DIRECTIVE:
Count how many lines hold the string "Butanol". Answer with that number and nothing more.

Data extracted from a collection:
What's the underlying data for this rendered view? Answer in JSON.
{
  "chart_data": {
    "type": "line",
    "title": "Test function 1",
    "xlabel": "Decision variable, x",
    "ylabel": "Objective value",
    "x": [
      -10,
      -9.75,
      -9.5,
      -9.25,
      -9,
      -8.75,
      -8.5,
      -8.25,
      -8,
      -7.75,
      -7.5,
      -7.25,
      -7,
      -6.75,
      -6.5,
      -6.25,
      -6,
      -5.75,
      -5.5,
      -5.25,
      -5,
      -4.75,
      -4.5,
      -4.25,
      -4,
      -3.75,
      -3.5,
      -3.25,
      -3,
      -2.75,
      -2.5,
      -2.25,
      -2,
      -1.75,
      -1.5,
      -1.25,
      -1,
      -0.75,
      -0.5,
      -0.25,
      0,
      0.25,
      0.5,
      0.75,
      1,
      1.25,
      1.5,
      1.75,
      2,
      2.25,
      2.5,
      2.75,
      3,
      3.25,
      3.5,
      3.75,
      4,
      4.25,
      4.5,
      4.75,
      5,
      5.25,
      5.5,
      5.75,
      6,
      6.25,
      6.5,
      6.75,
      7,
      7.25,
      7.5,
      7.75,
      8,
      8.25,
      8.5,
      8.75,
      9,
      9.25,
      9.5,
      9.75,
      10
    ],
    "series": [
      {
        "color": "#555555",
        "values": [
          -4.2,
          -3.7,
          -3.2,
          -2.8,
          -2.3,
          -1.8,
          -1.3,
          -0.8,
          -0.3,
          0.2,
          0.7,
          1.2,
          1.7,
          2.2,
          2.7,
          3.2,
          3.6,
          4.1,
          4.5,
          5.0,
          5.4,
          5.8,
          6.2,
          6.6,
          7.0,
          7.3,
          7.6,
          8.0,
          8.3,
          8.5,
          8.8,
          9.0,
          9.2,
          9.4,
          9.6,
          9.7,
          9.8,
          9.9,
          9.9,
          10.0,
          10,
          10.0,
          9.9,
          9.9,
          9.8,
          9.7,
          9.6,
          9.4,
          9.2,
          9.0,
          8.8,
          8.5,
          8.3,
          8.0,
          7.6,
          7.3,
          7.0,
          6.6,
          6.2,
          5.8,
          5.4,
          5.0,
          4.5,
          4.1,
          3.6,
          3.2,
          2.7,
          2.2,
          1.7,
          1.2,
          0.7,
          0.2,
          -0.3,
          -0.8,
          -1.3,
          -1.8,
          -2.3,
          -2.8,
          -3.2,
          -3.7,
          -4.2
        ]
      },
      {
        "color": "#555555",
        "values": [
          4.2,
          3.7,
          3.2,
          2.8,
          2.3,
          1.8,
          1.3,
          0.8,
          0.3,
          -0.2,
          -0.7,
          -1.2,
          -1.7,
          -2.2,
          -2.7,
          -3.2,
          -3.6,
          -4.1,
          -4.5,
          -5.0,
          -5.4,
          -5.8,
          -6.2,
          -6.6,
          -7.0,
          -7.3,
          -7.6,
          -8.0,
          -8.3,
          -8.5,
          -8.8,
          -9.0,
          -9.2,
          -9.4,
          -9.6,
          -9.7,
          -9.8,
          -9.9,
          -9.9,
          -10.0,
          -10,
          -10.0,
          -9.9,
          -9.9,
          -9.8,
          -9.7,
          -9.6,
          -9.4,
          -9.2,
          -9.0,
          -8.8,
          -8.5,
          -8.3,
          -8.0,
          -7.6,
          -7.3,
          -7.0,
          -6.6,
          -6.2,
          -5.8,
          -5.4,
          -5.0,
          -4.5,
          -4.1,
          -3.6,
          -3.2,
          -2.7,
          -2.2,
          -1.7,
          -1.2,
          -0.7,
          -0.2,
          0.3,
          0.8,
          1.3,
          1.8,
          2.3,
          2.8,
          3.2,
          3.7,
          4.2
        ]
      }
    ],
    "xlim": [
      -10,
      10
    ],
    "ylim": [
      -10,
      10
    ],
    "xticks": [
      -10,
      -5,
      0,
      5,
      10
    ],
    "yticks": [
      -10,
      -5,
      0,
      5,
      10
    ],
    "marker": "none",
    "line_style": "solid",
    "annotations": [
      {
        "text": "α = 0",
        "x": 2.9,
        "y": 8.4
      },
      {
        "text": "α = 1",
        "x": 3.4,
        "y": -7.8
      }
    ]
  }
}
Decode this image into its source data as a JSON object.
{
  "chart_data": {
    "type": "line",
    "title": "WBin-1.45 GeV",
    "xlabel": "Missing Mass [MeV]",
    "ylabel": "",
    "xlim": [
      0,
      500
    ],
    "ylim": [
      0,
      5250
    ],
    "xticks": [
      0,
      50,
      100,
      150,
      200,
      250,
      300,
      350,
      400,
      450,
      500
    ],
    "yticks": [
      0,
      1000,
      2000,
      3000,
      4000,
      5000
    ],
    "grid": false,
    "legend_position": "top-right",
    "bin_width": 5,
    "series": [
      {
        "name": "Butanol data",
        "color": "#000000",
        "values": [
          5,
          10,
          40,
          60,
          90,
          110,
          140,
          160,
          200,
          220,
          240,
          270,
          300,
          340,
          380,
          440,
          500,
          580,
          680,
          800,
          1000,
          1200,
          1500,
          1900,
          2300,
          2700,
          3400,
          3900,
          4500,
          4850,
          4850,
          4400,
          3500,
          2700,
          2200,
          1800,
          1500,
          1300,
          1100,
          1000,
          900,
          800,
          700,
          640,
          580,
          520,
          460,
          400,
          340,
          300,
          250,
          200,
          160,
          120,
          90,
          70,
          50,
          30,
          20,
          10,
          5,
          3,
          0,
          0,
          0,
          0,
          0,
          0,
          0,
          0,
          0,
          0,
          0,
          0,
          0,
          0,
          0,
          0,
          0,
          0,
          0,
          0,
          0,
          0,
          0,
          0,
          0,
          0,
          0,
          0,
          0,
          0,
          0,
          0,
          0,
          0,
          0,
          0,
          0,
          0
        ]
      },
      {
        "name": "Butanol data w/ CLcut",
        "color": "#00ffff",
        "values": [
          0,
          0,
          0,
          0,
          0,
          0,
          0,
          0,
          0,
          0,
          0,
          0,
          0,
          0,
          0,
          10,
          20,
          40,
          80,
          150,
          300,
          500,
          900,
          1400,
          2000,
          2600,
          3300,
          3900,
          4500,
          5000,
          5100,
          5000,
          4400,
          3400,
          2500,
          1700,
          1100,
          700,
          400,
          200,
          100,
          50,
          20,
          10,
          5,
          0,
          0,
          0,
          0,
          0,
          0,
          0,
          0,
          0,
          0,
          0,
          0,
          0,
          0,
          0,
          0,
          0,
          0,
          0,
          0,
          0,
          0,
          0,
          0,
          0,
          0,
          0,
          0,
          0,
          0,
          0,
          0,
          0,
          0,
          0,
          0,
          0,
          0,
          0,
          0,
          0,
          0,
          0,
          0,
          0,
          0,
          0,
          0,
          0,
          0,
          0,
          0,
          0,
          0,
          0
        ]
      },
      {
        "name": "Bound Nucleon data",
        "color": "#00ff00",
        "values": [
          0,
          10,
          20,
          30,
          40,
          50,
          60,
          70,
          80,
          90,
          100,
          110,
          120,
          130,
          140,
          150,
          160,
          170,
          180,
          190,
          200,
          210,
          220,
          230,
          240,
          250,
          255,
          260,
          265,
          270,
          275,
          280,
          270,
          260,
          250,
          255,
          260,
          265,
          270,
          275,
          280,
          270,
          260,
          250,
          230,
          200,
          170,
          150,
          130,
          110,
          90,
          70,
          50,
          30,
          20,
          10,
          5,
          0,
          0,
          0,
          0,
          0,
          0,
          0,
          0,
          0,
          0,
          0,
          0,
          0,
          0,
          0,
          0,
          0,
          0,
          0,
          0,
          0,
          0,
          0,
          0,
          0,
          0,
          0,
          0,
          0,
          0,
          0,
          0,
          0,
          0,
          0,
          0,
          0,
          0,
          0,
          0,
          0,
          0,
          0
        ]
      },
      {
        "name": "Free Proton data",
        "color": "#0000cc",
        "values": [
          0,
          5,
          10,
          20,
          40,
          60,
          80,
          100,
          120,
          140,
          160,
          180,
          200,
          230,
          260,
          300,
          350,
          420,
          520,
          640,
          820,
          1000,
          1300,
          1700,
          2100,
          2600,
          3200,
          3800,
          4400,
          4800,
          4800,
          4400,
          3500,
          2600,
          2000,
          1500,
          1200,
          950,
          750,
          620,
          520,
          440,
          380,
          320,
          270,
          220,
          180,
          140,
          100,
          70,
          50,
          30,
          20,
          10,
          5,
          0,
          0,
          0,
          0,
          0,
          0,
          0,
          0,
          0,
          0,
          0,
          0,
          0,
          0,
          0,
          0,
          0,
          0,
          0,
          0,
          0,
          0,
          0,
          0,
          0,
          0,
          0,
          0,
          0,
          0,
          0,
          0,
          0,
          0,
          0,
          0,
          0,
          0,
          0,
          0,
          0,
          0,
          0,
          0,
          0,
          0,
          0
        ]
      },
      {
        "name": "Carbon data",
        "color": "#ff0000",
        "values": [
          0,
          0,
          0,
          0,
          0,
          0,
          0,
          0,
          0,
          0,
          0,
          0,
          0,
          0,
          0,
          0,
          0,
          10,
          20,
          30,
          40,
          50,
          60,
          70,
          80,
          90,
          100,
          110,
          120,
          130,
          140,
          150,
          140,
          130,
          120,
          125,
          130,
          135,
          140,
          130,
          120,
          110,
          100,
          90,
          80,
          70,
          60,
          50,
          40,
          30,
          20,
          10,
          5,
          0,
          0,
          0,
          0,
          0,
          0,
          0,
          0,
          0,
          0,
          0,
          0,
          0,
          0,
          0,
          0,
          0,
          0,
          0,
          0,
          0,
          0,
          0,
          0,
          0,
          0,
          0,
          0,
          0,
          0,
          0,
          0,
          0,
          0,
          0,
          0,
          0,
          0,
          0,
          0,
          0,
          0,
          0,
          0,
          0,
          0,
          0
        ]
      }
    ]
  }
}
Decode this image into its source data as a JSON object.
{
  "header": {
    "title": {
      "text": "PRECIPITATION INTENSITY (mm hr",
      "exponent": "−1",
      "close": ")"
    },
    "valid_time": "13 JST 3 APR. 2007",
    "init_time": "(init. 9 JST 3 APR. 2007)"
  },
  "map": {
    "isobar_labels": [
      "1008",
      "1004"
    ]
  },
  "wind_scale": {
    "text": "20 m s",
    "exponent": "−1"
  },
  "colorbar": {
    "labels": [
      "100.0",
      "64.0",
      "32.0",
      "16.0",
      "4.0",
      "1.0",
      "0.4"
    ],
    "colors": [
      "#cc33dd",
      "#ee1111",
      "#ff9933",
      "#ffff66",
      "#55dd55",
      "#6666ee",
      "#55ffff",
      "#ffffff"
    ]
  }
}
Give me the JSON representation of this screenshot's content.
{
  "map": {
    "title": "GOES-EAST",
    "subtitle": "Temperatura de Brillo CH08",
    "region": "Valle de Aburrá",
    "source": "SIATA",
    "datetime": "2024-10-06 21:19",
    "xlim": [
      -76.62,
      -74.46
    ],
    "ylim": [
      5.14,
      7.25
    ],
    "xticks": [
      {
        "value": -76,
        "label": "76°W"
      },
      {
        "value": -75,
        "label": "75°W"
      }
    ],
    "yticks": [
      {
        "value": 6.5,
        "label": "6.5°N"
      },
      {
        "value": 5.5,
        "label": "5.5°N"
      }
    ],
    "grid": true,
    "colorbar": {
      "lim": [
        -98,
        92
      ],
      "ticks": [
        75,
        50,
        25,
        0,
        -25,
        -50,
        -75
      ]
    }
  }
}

RESULT:
2